(Figure record extracts)
━━━━━━

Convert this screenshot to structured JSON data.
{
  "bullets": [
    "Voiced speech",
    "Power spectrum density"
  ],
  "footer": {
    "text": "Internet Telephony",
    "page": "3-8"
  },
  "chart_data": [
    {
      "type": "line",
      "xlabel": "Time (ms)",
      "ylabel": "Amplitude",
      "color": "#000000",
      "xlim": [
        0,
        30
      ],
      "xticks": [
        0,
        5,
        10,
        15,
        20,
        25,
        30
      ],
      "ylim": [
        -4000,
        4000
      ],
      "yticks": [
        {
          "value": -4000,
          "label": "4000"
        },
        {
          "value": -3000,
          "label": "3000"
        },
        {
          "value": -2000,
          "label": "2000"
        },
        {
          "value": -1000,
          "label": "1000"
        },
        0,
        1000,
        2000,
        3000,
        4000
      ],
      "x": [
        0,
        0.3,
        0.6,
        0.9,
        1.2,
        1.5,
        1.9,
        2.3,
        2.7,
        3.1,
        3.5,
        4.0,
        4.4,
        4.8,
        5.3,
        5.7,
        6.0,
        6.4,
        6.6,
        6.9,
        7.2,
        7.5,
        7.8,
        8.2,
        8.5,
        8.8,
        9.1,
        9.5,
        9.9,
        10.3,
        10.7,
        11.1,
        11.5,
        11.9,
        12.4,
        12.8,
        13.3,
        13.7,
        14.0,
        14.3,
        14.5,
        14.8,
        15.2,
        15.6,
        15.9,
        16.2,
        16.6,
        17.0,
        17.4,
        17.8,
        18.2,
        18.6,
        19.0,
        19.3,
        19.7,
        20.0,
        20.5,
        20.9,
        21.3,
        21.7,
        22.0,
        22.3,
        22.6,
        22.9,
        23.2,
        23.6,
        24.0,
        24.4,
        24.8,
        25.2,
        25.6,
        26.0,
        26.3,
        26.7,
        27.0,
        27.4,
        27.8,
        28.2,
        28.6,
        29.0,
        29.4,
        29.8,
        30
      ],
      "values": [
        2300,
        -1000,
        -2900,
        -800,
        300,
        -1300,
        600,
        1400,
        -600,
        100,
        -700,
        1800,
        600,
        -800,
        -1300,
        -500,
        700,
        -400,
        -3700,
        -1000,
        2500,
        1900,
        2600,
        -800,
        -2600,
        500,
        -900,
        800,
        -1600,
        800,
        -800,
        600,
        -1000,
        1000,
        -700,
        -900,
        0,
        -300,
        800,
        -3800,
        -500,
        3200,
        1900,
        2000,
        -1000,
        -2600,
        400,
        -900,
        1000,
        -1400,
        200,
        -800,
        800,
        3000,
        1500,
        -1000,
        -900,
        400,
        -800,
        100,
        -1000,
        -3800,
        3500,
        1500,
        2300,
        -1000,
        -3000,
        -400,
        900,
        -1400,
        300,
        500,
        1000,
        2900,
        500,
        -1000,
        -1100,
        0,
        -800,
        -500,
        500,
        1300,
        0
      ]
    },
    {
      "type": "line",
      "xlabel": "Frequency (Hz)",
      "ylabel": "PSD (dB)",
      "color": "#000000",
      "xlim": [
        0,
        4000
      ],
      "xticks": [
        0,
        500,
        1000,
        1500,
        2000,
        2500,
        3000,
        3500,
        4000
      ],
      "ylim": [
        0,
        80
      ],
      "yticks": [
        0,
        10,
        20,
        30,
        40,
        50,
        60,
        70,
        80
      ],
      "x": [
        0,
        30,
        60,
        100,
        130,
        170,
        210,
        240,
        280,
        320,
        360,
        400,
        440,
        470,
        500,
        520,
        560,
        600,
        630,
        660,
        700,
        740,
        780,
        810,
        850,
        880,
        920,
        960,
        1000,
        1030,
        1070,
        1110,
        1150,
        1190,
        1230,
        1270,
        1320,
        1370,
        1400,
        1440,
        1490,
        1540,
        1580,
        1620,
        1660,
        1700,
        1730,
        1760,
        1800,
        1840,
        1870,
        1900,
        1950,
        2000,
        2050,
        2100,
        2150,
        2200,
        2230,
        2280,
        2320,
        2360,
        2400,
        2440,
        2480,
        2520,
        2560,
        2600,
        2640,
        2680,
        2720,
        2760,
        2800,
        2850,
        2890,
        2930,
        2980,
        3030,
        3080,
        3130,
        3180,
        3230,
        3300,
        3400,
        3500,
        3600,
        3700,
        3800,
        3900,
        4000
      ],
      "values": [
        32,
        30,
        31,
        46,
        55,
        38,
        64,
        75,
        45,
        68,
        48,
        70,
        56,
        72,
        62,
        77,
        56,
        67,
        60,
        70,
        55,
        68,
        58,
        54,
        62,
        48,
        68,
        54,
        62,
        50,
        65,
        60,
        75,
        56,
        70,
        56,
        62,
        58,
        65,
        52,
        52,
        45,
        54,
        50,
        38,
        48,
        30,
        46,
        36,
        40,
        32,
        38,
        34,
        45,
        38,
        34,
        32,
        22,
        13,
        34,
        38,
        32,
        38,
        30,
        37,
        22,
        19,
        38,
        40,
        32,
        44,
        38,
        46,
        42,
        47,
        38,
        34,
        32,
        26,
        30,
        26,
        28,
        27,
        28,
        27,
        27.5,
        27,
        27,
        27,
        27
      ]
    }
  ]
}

━━━━━━

== PROBLEM TO SOLVE ==
All records above must be set down exactly, please.

== COMPLETE OUTPUT ==
Convert this screenshot to structured JSON data.
{
  "bullets": [
    "Voiced speech",
    "Power spectrum density"
  ],
  "footer": {
    "text": "Internet Telephony",
    "page": "3-8"
  },
  "chart_data": [
    {
      "type": "line",
      "xlabel": "Time (ms)",
      "ylabel": "Amplitude",
      "color": "#000000",
      "xlim": [
        0,
        30
      ],
      "xticks": [
        0,
        5,
        10,
        15,
        20,
        25,
        30
      ],
      "ylim": [
        -4000,
        4000
      ],
      "yticks": [
        {
          "value": -4000,
          "label": "4000"
        },
        {
          "value": -3000,
          "label": "3000"
        },
        {
          "value": -2000,
          "label": "2000"
        },
        {
          "value": -1000,
          "label": "1000"
        },
        0,
        1000,
        2000,
        3000,
        4000
      ],
      "x": [
        0,
        0.3,
        0.6,
        0.9,
        1.2,
        1.5,
        1.9,
        2.3,
        2.7,
        3.1,
        3.5,
        4.0,
        4.4,
        4.8,
        5.3,
        5.7,
        6.0,
        6.4,
        6.6,
        6.9,
        7.2,
        7.5,
        7.8,
        8.2,
        8.5,
        8.8,
        9.1,
        9.5,
        9.9,
        10.3,
        10.7,
        11.1,
        11.5,
        11.9,
        12.4,
        12.8,
        13.3,
        13.7,
        14.0,
        14.3,
        14.5,
        14.8,
        15.2,
        15.6,
        15.9,
        16.2,
        16.6,
        17.0,
        17.4,
        17.8,
        18.2,
        18.6,
        19.0,
        19.3,
        19.7,
        20.0,
        20.5,
        20.9,
        21.3,
        21.7,
        22.0,
        22.3,
        22.6,
        22.9,
        23.2,
        23.6,
        24.0,
        24.4,
        24.8,
        25.2,
        25.6,
        26.0,
        26.3,
        26.7,
        27.0,
        27.4,
        27.8,
        28.2,
        28.6,
        29.0,
        29.4,
        29.8,
        30
      ],
      "values": [
        2300,
        -1000,
        -2900,
        -800,
        300,
        -1300,
        600,
        1400,
        -600,
        100,
        -700,
        1800,
        600,
        -800,
        -1300,
        -500,
        700,
        -400,
        -3700,
        -1000,
        2500,
        1900,
        2600,
        -800,
        -2600,
        500,
        -900,
        800,
        -1600,
        800,
        -800,
        600,
        -1000,
        1000,
        -700,
        -900,
        0,
        -300,
        800,
        -3800,
        -500,
        3200,
        1900,
        2000,
        -1000,
        -2600,
        400,
        -900,
        1000,
        -1400,
        200,
        -800,
        800,
        3000,
        1500,
        -1000,
        -900,
        400,
        -800,
        100,
        -1000,
        -3800,
        3500,
        1500,
        2300,
        -1000,
        -3000,
        -400,
        900,
        -1400,
        300,
        500,
        1000,
        2900,
        500,
        -1000,
        -1100,
        0,
        -800,
        -500,
        500,
        1300,
        0
      ]
    },
    {
      "type": "line",
      "xlabel": "Frequency (Hz)",
      "ylabel": "PSD (dB)",
      "color": "#000000",
      "xlim": [
        0,
        4000
      ],
      "xticks": [
        0,
        500,
        1000,
        1500,
        2000,
        2500,
        3000,
        3500,
        4000
      ],
      "ylim": [
        0,
        80
      ],
      "yticks": [
        0,
        10,
        20,
        30,
        40,
        50,
        60,
        70,
        80
      ],
      "x": [
        0,
        30,
        60,
        100,
        130,
        170,
        210,
        240,
        280,
        320,
        360,
        400,
        440,
        470,
        500,
        520,
        560,
        600,
        630,
        660,
        700,
        740,
        780,
        810,
        850,
        880,
        920,
        960,
        1000,
        1030,
        1070,
        1110,
        1150,
        1190,
        1230,
        1270,
        1320,
        1370,
        1400,
        1440,
        1490,
        1540,
        1580,
        1620,
        1660,
        1700,
        1730,
        1760,
        1800,
        1840,
        1870,
        1900,
        1950,
        2000,
        2050,
        2100,
        2150,
        2200,
        2230,
        2280,
        2320,
        2360,
        2400,
        2440,
        2480,
        2520,
        2560,
        2600,
        2640,
        2680,
        2720,
        2760,
        2800,
        2850,
        2890,
        2930,
        2980,
        3030,
        3080,
        3130,
        3180,
        3230,
        3300,
        3400,
        3500,
        3600,
        3700,
        3800,
        3900,
        4000
      ],
      "values": [
        32,
        30,
        31,
        46,
        55,
        38,
        64,
        75,
        45,
        68,
        48,
        70,
        56,
        72,
        62,
        77,
        56,
        67,
        60,
        70,
        55,
        68,
        58,
        54,
        62,
        48,
        68,
        54,
        62,
        50,
        65,
        60,
        75,
        56,
        70,
        56,
        62,
        58,
        65,
        52,
        52,
        45,
        54,
        50,
        38,
        48,
        30,
        46,
        36,
        40,
        32,
        38,
        34,
        45,
        38,
        34,
        32,
        22,
        13,
        34,
        38,
        32,
        38,
        30,
        37,
        22,
        19,
        38,
        40,
        32,
        44,
        38,
        46,
        42,
        47,
        38,
        34,
        32,
        26,
        30,
        26,
        28,
        27,
        28,
        27,
        27.5,
        27,
        27,
        27,
        27
      ]
    }
  ]
}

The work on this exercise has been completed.